> **Task to carry out**
Write out each line from the data below that includes the word "katika".

[Extracted data entries]
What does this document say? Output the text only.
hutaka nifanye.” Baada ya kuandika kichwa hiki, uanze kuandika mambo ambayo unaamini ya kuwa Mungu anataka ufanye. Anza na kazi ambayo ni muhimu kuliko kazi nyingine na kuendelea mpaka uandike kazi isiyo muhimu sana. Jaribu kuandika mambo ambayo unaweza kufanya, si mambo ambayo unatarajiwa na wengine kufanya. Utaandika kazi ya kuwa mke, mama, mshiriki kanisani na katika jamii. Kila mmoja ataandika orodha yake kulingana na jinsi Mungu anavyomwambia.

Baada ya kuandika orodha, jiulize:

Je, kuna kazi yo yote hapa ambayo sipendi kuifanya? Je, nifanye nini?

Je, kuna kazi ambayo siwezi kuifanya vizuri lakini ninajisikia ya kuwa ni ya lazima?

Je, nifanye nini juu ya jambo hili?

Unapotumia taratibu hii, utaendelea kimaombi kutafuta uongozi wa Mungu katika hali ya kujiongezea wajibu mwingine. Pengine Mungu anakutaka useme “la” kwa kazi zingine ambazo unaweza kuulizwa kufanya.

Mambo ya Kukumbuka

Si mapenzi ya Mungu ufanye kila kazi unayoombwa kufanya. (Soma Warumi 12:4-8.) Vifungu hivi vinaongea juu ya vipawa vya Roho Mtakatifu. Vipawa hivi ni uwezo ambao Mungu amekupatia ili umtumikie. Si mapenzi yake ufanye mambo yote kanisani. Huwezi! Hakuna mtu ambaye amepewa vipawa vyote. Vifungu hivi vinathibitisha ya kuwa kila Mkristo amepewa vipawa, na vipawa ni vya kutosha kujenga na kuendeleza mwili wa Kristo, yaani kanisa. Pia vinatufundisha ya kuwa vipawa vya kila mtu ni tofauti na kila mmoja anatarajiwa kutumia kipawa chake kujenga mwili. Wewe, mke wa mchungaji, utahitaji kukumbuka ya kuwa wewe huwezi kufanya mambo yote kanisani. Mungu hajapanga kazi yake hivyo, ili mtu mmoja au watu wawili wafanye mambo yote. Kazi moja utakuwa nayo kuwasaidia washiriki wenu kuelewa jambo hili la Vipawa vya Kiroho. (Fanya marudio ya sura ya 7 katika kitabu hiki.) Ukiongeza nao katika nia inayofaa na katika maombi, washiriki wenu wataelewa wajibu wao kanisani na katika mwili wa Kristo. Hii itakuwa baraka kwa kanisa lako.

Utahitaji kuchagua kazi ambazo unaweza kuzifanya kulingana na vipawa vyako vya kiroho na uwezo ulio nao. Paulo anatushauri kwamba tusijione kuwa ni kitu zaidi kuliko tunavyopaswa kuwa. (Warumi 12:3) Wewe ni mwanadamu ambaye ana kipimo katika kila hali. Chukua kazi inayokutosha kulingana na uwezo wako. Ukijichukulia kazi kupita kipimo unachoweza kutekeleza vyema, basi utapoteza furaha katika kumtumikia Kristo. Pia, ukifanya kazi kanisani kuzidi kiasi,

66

> **Exercise answer**
hutaka nifanye.” Baada ya kuandika kichwa hiki, uanze kuandika mambo ambayo unaamini ya kuwa Mungu anataka ufanye. Anza na kazi ambayo ni muhimu kuliko kazi nyingine na kuendelea mpaka uandike kazi isiyo muhimu sana. Jaribu kuandika mambo ambayo unaweza kufanya, si mambo ambayo unatarajiwa na wengine kufanya. Utaandika kazi ya kuwa mke, mama, mshiriki kanisani na katika jamii. Kila mmoja ataandika orodha yake kulingana na jinsi Mungu anavyomwambia.
Unapotumia taratibu hii, utaendelea kimaombi kutafuta uongozi wa Mungu katika hali ya kujiongezea wajibu mwingine. Pengine Mungu anakutaka useme “la” kwa kazi zingine ambazo unaweza kuulizwa kufanya.
Si mapenzi ya Mungu ufanye kila kazi unayoombwa kufanya. (Soma Warumi 12:4-8.) Vifungu hivi vinaongea juu ya vipawa vya Roho Mtakatifu. Vipawa hivi ni uwezo ambao Mungu amekupatia ili umtumikie. Si mapenzi yake ufanye mambo yote kanisani. Huwezi! Hakuna mtu ambaye amepewa vipawa vyote. Vifungu hivi vinathibitisha ya kuwa kila Mkristo amepewa vipawa, na vipawa ni vya kutosha kujenga na kuendeleza mwili wa Kristo, yaani kanisa. Pia vinatufundisha ya kuwa vipawa vya kila mtu ni tofauti na kila mmoja anatarajiwa kutumia kipawa chake kujenga mwili. Wewe, mke wa mchungaji, utahitaji kukumbuka ya kuwa wewe huwezi kufanya mambo yote kanisani. Mungu hajapanga kazi yake hivyo, ili mtu mmoja au watu wawili wafanye mambo yote. Kazi moja utakuwa nayo kuwasaidia washiriki wenu kuelewa jambo hili la Vipawa vya Kiroho. (Fanya marudio ya sura ya 7 katika kitabu hiki.) Ukiongeza nao katika nia inayofaa na katika maombi, washiriki wenu wataelewa wajibu wao kanisani na katika mwili wa Kristo. Hii itakuwa baraka kwa kanisa lako.
Utahitaji kuchagua kazi ambazo unaweza kuzifanya kulingana na vipawa vyako vya kiroho na uwezo ulio nao. Paulo anatushauri kwamba tusijione kuwa ni kitu zaidi kuliko tunavyopaswa kuwa. (Warumi 12:3) Wewe ni mwanadamu ambaye ana kipimo katika kila hali. Chukua kazi inayokutosha kulingana na uwezo wako. Ukijichukulia kazi kupita kipimo unachoweza kutekeleza vyema, basi utapoteza furaha katika kumtumikia Kristo. Pia, ukifanya kazi kanisani kuzidi kiasi,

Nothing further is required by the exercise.